EXERCISE BRIEF: Count how many lines of the material contain the string "nożną", then give that number and nothing more.

EXTRACTED DATA:
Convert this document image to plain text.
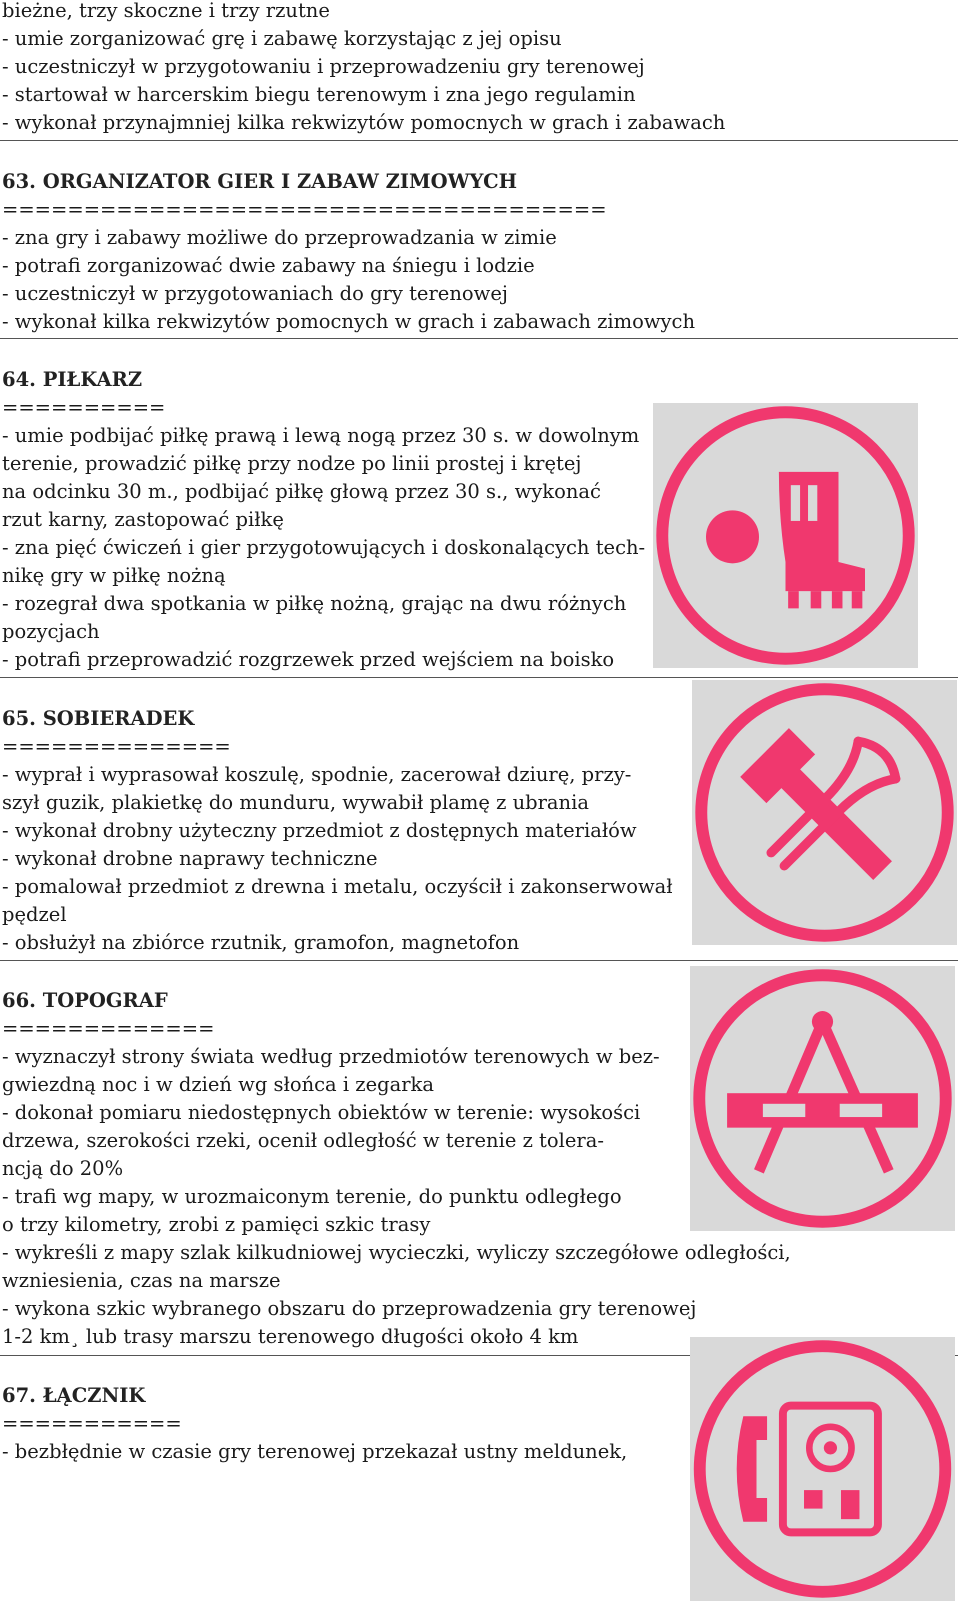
bieżne, trzy skoczne i trzy rzutne
- umie zorganizować grę i zabawę korzystając z jej opisu
- uczestniczył w przygotowaniu i przeprowadzeniu gry terenowej
- startował w harcerskim biegu terenowym i zna jego regulamin
- wykonał przynajmniej kilka rekwizytów pomocnych w grach i zabawach
63. ORGANIZATOR GIER I ZABAW ZIMOWYCH
=====================================
- zna gry i zabawy możliwe do przeprowadzania w zimie
- potrafi zorganizować dwie zabawy na śniegu i lodzie
- uczestniczył w przygotowaniach do gry terenowej
- wykonał kilka rekwizytów pomocnych w grach i zabawach zimowych
64. PIŁKARZ
==========
- umie podbijać piłkę prawą i lewą nogą przez 30 s. w dowolnym
terenie, prowadzić piłkę przy nodze po linii prostej i krętej
na odcinku 30 m., podbijać piłkę głową przez 30 s., wykonać
rzut karny, zastopować piłkę
- zna pięć ćwiczeń i gier przygotowujących i doskonalących tech-
nikę gry w piłkę nożną
- rozegrał dwa spotkania w piłkę nożną, grając na dwu różnych
pozycjach
- potrafi przeprowadzić rozgrzewek przed wejściem na boisko
65. SOBIERADEK
==============
- wyprał i wyprasował koszulę, spodnie, zacerował dziurę, przy-
szył guzik, plakietkę do munduru, wywabił plamę z ubrania
- wykonał drobny użyteczny przedmiot z dostępnych materiałów
- wykonał drobne naprawy techniczne
- pomalował przedmiot z drewna i metalu, oczyścił i zakonserwował
pędzel
- obsłużył na zbiórce rzutnik, gramofon, magnetofon
66. TOPOGRAF
=============
- wyznaczył strony świata według przedmiotów terenowych w bez-
gwiezdną noc i w dzień wg słońca i zegarka
- dokonał pomiaru niedostępnych obiektów w terenie: wysokości
drzewa, szerokości rzeki, ocenił odległość w terenie z tolera-
ncją do 20%
- trafi wg mapy, w urozmaiconym terenie, do punktu odległego
o trzy kilometry, zrobi z pamięci szkic trasy
- wykreśli z mapy szlak kilkudniowej wycieczki, wyliczy szczegółowe odległości,
wzniesienia, czas na marsze
- wykona szkic wybranego obszaru do przeprowadzenia gry terenowej
1-2 km¸ lub trasy marszu terenowego długości około 4 km
67. ŁĄCZNIK
===========
- bezbłędnie w czasie gry terenowej przekazał ustny meldunek,
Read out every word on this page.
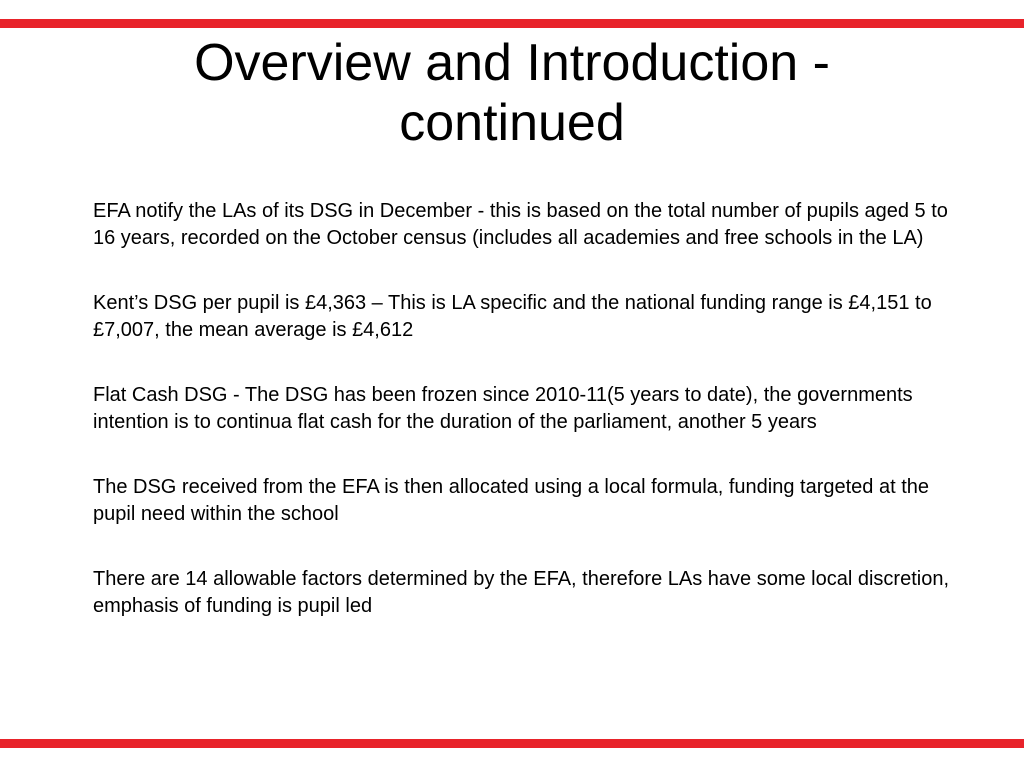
Overview and Introduction -
continued
EFA notify the LAs of its DSG in December - this is based on the total number of pupils aged 5 to 16 years, recorded on the October census (includes all academies and free schools in the LA)
Kent’s DSG per pupil is £4,363 – This is LA specific and the national funding range is £4,151 to £7,007, the mean average is £4,612
Flat Cash DSG - The DSG has been frozen since 2010-11(5 years to date), the governments intention is to continua flat cash for the duration of the parliament, another 5 years
The DSG received from the EFA is then allocated using a local formula, funding targeted at the pupil need within the school
There are 14 allowable factors determined by the EFA, therefore LAs have some local discretion, emphasis of funding is pupil led
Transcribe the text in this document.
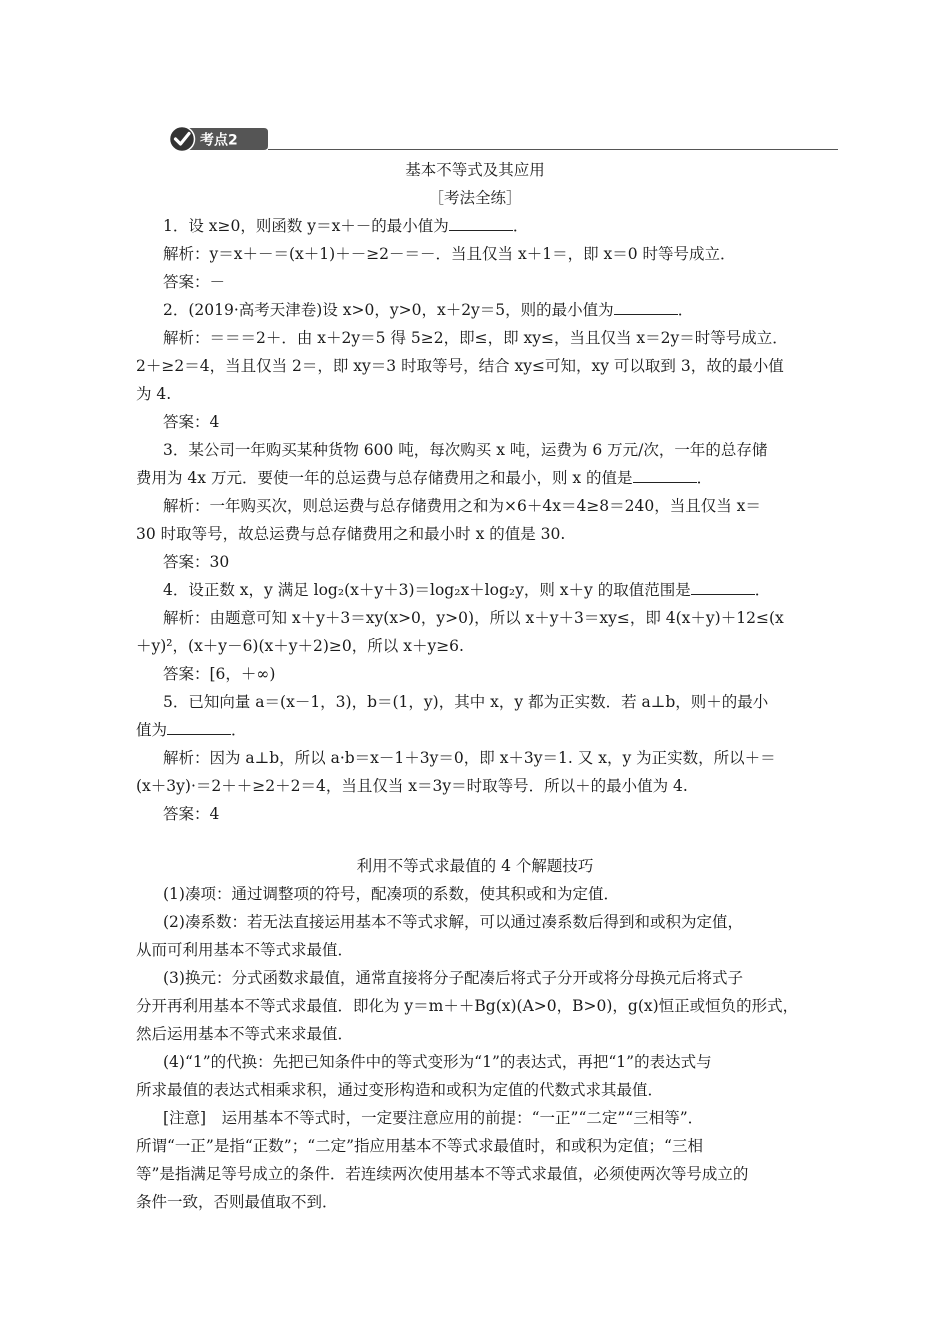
考点2
基本不等式及其应用
［考法全练］
1．设 x≥0，则函数 y＝x＋－的最小值为	．
解析：y＝x＋－＝(x＋1)＋－≥2－＝－．当且仅当 x＋1＝，即 x＝0 时等号成立．
答案：－
2．(2019·高考天津卷)设 x>0，y>0，x＋2y＝5，则的最小值为	．
解析：＝＝＝2＋．由 x＋2y＝5 得 5≥2，即≤，即 xy≤，当且仅当 x＝2y＝时等号成立．
2＋≥2＝4，当且仅当 2＝，即 xy＝3 时取等号，结合 xy≤可知，xy 可以取到 3，故的最小值
为 4.
答案：4
3．某公司一年购买某种货物 600 吨，每次购买 x 吨，运费为 6 万元/次，一年的总存储
费用为 4x 万元．要使一年的总运费与总存储费用之和最小，则 x 的值是	．
解析：一年购买次，则总运费与总存储费用之和为×6＋4x＝4≥8＝240，当且仅当 x＝
30 时取等号，故总运费与总存储费用之和最小时 x 的值是 30.
答案：30
4．设正数 x，y 满足 log₂(x＋y＋3)＝log₂x＋log₂y，则 x＋y 的取值范围是	．
解析：由题意可知 x＋y＋3＝xy(x>0，y>0)，所以 x＋y＋3＝xy≤，即 4(x＋y)＋12≤(x
＋y)²，(x＋y－6)(x＋y＋2)≥0，所以 x＋y≥6.
答案：[6，＋∞)
5．已知向量 a＝(x－1，3)，b＝(1，y)，其中 x，y 都为正实数．若 a⊥b，则＋的最小
值为	．
解析：因为 a⊥b，所以 a·b＝x－1＋3y＝0，即 x＋3y＝1. 又 x，y 为正实数，所以＋＝
(x＋3y)·＝2＋＋≥2＋2＝4，当且仅当 x＝3y＝时取等号．所以＋的最小值为 4.
答案：4
利用不等式求最值的 4 个解题技巧
(1)凑项：通过调整项的符号，配凑项的系数，使其积或和为定值．
(2)凑系数：若无法直接运用基本不等式求解，可以通过凑系数后得到和或积为定值，
从而可利用基本不等式求最值．
(3)换元：分式函数求最值，通常直接将分子配凑后将式子分开或将分母换元后将式子
分开再利用基本不等式求最值．即化为 y＝m＋＋Bg(x)(A>0，B>0)，g(x)恒正或恒负的形式，
然后运用基本不等式来求最值．
(4)“1”的代换：先把已知条件中的等式变形为“1”的表达式，再把“1”的表达式与
所求最值的表达式相乘求积，通过变形构造和或积为定值的代数式求其最值．
[注意]　运用基本不等式时，一定要注意应用的前提：“一正”“二定”“三相等”．
所谓“一正”是指“正数”；“二定”指应用基本不等式求最值时，和或积为定值；“三相
等”是指满足等号成立的条件．若连续两次使用基本不等式求最值，必须使两次等号成立的
条件一致，否则最值取不到．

ANSWER TO THIS PROBLEM: 2